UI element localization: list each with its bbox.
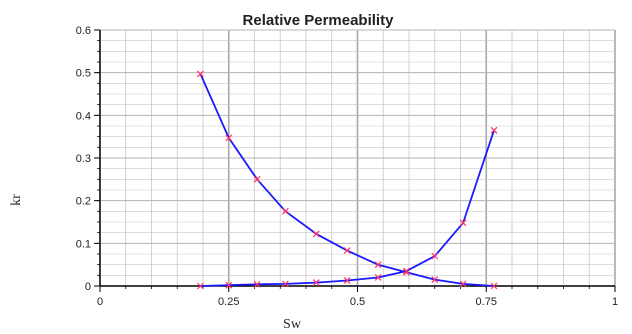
axes [94, 29, 616, 292]
data-point-marker [343, 247, 351, 255]
data-point [253, 175, 261, 183]
data-point [403, 267, 410, 275]
data-point-marker [197, 70, 204, 78]
data-series [197, 70, 498, 290]
x-tick-label: 1 [612, 296, 618, 308]
data-point [431, 252, 439, 260]
data-point-marker [281, 207, 289, 215]
data-point-marker [403, 267, 410, 275]
data-point [253, 280, 261, 288]
y-tick-label: 0.4 [76, 110, 91, 122]
data-point-marker [374, 261, 382, 269]
y-tick-label: 0.5 [76, 68, 91, 80]
x-axis-label: Sw [283, 317, 302, 332]
grid-lines [99, 29, 616, 287]
data-point [281, 207, 289, 215]
chart-title: Relative Permeability [243, 12, 395, 29]
data-point [197, 282, 204, 290]
data-point [312, 230, 320, 238]
data-point [490, 282, 498, 290]
data-point-marker [312, 230, 320, 238]
data-point [459, 280, 467, 288]
data-point-marker [431, 276, 439, 284]
data-point-marker [490, 282, 498, 290]
y-tick-label: 0.1 [76, 238, 91, 250]
x-tick-label: 0 [97, 296, 103, 308]
data-point [431, 276, 439, 284]
data-point [374, 261, 382, 269]
x-tick-label: 0.75 [476, 296, 497, 308]
tick-labels: 0 0.1 0.2 0.3 0.4 0.5 0.6 0 0.25 0.5 0.75 1 [76, 25, 618, 308]
x-tick-label: 0.25 [218, 296, 239, 308]
data-point-marker [312, 279, 320, 287]
data-point [281, 280, 289, 288]
y-tick-label: 0.2 [76, 196, 91, 208]
data-point [225, 134, 233, 142]
data-point [374, 274, 382, 281]
data-point-marker [343, 277, 351, 284]
data-point-marker [253, 280, 261, 288]
data-point-marker [253, 175, 261, 183]
data-point [490, 126, 498, 134]
series-line-2 [200, 130, 495, 287]
data-point-marker [431, 252, 439, 260]
data-point-marker [281, 280, 289, 288]
data-point [197, 70, 204, 78]
y-tick-label: 0.6 [76, 25, 91, 37]
data-point-marker [490, 126, 498, 134]
y-tick-label: 0 [85, 281, 91, 293]
data-point-marker [225, 134, 233, 142]
data-point-marker [374, 274, 382, 281]
x-tick-label: 0.5 [350, 296, 365, 308]
data-point [312, 279, 320, 287]
data-point-marker [197, 282, 204, 290]
data-point-marker [459, 219, 467, 227]
data-point-marker [459, 280, 467, 288]
y-axis-label: kr [9, 194, 24, 206]
data-point [459, 219, 467, 227]
data-point [225, 281, 233, 289]
data-point [343, 277, 351, 284]
y-tick-label: 0.3 [76, 153, 91, 165]
data-point [343, 247, 351, 255]
data-point-marker [225, 281, 233, 289]
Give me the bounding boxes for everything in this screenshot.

----

Work to do: Please return every line of the data above unchanged, with the pictures left out.

Reply to the exercise:
UI element localization: list each with its bbox.
axes [94, 29, 616, 292]
data-point-marker [343, 247, 351, 255]
data-point [253, 175, 261, 183]
data-point [403, 267, 410, 275]
data-point-marker [197, 70, 204, 78]
data-series [197, 70, 498, 290]
x-tick-label: 1 [612, 296, 618, 308]
data-point [431, 252, 439, 260]
data-point-marker [281, 207, 289, 215]
data-point-marker [403, 267, 410, 275]
data-point [253, 280, 261, 288]
y-tick-label: 0.4 [76, 110, 91, 122]
data-point-marker [374, 261, 382, 269]
y-tick-label: 0.5 [76, 68, 91, 80]
x-axis-label: Sw [283, 317, 302, 332]
grid-lines [99, 29, 616, 287]
data-point [281, 207, 289, 215]
chart-title: Relative Permeability [243, 12, 395, 29]
data-point [197, 282, 204, 290]
data-point [312, 230, 320, 238]
data-point [490, 282, 498, 290]
data-point-marker [312, 230, 320, 238]
data-point [459, 280, 467, 288]
data-point-marker [431, 276, 439, 284]
data-point-marker [490, 282, 498, 290]
y-tick-label: 0.1 [76, 238, 91, 250]
x-tick-label: 0 [97, 296, 103, 308]
data-point [431, 276, 439, 284]
data-point [374, 261, 382, 269]
x-tick-label: 0.75 [476, 296, 497, 308]
tick-labels: 0 0.1 0.2 0.3 0.4 0.5 0.6 0 0.25 0.5 0.75 1 [76, 25, 618, 308]
x-tick-label: 0.25 [218, 296, 239, 308]
data-point-marker [312, 279, 320, 287]
data-point [281, 280, 289, 288]
y-tick-label: 0.2 [76, 196, 91, 208]
data-point [225, 134, 233, 142]
data-point [374, 274, 382, 281]
data-point-marker [343, 277, 351, 284]
data-point-marker [253, 280, 261, 288]
data-point-marker [253, 175, 261, 183]
data-point [490, 126, 498, 134]
series-line-2 [200, 130, 495, 287]
data-point-marker [431, 252, 439, 260]
data-point-marker [281, 280, 289, 288]
data-point [197, 70, 204, 78]
y-tick-label: 0.6 [76, 25, 91, 37]
data-point-marker [490, 126, 498, 134]
y-tick-label: 0 [85, 281, 91, 293]
data-point-marker [225, 134, 233, 142]
data-point-marker [374, 274, 382, 281]
x-tick-label: 0.5 [350, 296, 365, 308]
data-point [312, 279, 320, 287]
data-point-marker [197, 282, 204, 290]
data-point-marker [459, 219, 467, 227]
data-point-marker [459, 280, 467, 288]
y-axis-label: kr [9, 194, 24, 206]
data-point [459, 219, 467, 227]
data-point [225, 281, 233, 289]
data-point [343, 277, 351, 284]
y-tick-label: 0.3 [76, 153, 91, 165]
data-point [343, 247, 351, 255]
data-point-marker [225, 281, 233, 289]
Give me the bounding boxes for everything in this screenshot.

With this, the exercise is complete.